» EXERCISE BRIEF: Output the material below in its entirety, exactly as given.

» GIVEN INFORMATION:
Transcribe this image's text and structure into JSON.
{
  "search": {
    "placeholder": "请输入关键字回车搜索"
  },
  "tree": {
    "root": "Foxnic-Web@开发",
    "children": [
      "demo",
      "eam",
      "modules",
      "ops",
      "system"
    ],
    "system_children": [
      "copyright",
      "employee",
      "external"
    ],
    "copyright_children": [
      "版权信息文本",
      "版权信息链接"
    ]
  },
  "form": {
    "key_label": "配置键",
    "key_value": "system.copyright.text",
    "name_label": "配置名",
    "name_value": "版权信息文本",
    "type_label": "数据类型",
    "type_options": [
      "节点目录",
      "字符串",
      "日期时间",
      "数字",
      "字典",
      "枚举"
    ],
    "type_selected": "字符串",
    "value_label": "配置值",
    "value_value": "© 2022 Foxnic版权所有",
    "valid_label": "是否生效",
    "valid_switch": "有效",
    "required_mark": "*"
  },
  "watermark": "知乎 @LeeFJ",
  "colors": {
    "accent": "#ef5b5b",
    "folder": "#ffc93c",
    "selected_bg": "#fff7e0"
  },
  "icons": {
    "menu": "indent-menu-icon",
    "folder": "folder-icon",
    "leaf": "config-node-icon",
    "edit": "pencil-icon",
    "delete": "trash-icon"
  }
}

» FINAL RESULT:
Transcribe this image's text and structure into JSON.
{
  "search": {
    "placeholder": "请输入关键字回车搜索"
  },
  "tree": {
    "root": "Foxnic-Web@开发",
    "children": [
      "demo",
      "eam",
      "modules",
      "ops",
      "system"
    ],
    "system_children": [
      "copyright",
      "employee",
      "external"
    ],
    "copyright_children": [
      "版权信息文本",
      "版权信息链接"
    ]
  },
  "form": {
    "key_label": "配置键",
    "key_value": "system.copyright.text",
    "name_label": "配置名",
    "name_value": "版权信息文本",
    "type_label": "数据类型",
    "type_options": [
      "节点目录",
      "字符串",
      "日期时间",
      "数字",
      "字典",
      "枚举"
    ],
    "type_selected": "字符串",
    "value_label": "配置值",
    "value_value": "© 2022 Foxnic版权所有",
    "valid_label": "是否生效",
    "valid_switch": "有效",
    "required_mark": "*"
  },
  "watermark": "知乎 @LeeFJ",
  "colors": {
    "accent": "#ef5b5b",
    "folder": "#ffc93c",
    "selected_bg": "#fff7e0"
  },
  "icons": {
    "menu": "indent-menu-icon",
    "folder": "folder-icon",
    "leaf": "config-node-icon",
    "edit": "pencil-icon",
    "delete": "trash-icon"
  }
}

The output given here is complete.